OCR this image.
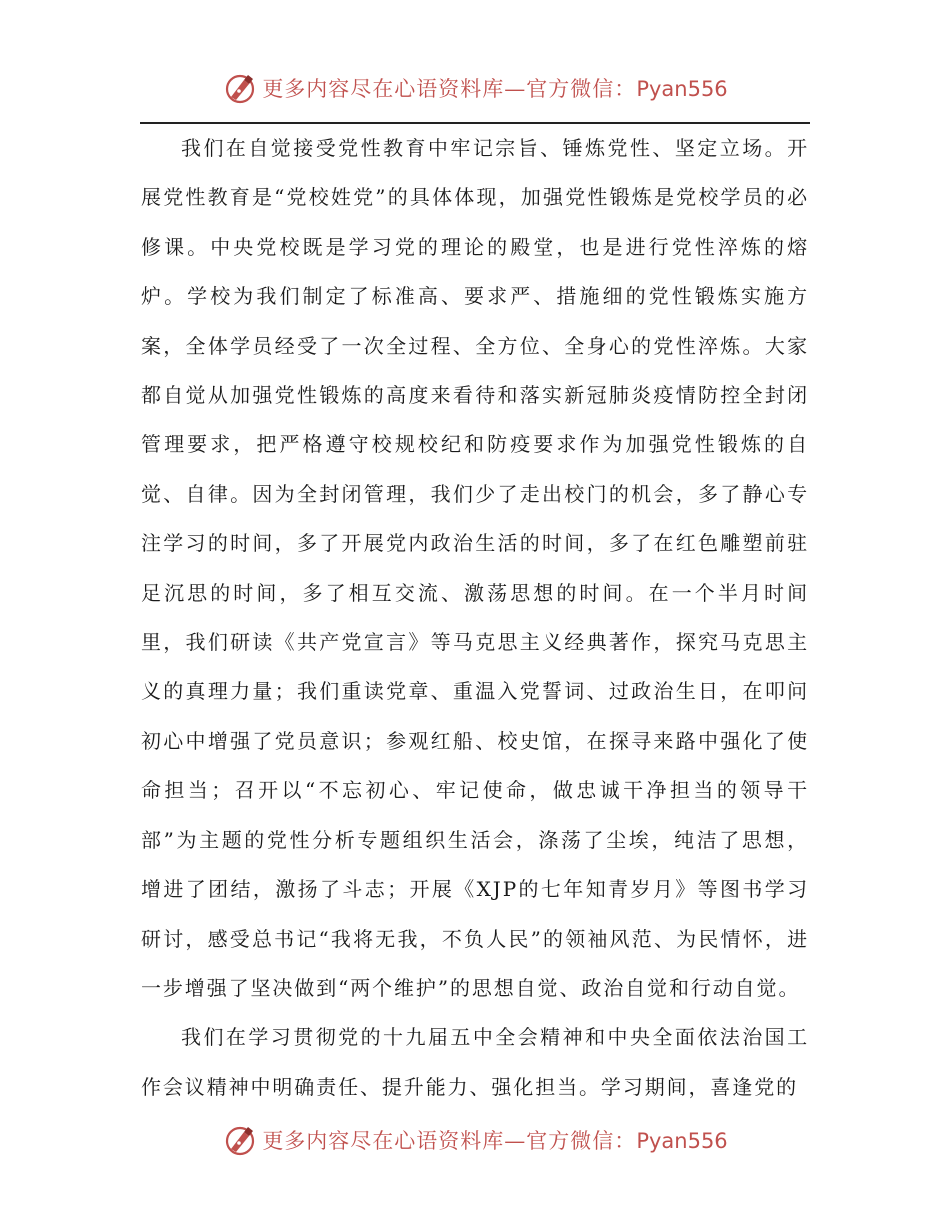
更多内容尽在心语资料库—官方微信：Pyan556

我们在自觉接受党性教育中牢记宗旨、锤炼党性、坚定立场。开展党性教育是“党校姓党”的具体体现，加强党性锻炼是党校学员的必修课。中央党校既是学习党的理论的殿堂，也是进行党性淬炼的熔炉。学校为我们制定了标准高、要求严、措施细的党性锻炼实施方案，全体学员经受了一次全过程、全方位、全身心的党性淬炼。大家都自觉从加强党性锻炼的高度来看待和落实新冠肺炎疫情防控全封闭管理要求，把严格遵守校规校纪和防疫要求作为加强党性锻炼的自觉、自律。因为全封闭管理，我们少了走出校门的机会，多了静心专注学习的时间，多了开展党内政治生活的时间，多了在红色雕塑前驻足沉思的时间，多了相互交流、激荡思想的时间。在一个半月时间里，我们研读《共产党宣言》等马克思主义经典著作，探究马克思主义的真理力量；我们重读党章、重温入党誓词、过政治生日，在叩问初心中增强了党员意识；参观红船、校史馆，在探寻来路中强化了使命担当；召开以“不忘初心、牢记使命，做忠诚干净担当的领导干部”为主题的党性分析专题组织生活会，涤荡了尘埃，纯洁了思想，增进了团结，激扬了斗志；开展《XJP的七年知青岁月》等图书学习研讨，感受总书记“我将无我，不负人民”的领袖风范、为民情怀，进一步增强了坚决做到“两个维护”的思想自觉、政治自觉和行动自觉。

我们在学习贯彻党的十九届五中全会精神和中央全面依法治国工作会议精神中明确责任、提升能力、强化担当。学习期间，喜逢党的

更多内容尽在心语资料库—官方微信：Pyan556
----------------------------------------
What you will do: Return the entries unchanged, save for the pictures, which do not belong in the copy.

Task solution:
OCR this image.
更多内容尽在心语资料库—官方微信：Pyan556

我们在自觉接受党性教育中牢记宗旨、锤炼党性、坚定立场。开展党性教育是“党校姓党”的具体体现，加强党性锻炼是党校学员的必修课。中央党校既是学习党的理论的殿堂，也是进行党性淬炼的熔炉。学校为我们制定了标准高、要求严、措施细的党性锻炼实施方案，全体学员经受了一次全过程、全方位、全身心的党性淬炼。大家都自觉从加强党性锻炼的高度来看待和落实新冠肺炎疫情防控全封闭管理要求，把严格遵守校规校纪和防疫要求作为加强党性锻炼的自觉、自律。因为全封闭管理，我们少了走出校门的机会，多了静心专注学习的时间，多了开展党内政治生活的时间，多了在红色雕塑前驻足沉思的时间，多了相互交流、激荡思想的时间。在一个半月时间里，我们研读《共产党宣言》等马克思主义经典著作，探究马克思主义的真理力量；我们重读党章、重温入党誓词、过政治生日，在叩问初心中增强了党员意识；参观红船、校史馆，在探寻来路中强化了使命担当；召开以“不忘初心、牢记使命，做忠诚干净担当的领导干部”为主题的党性分析专题组织生活会，涤荡了尘埃，纯洁了思想，增进了团结，激扬了斗志；开展《XJP的七年知青岁月》等图书学习研讨，感受总书记“我将无我，不负人民”的领袖风范、为民情怀，进一步增强了坚决做到“两个维护”的思想自觉、政治自觉和行动自觉。

我们在学习贯彻党的十九届五中全会精神和中央全面依法治国工作会议精神中明确责任、提升能力、强化担当。学习期间，喜逢党的

更多内容尽在心语资料库—官方微信：Pyan556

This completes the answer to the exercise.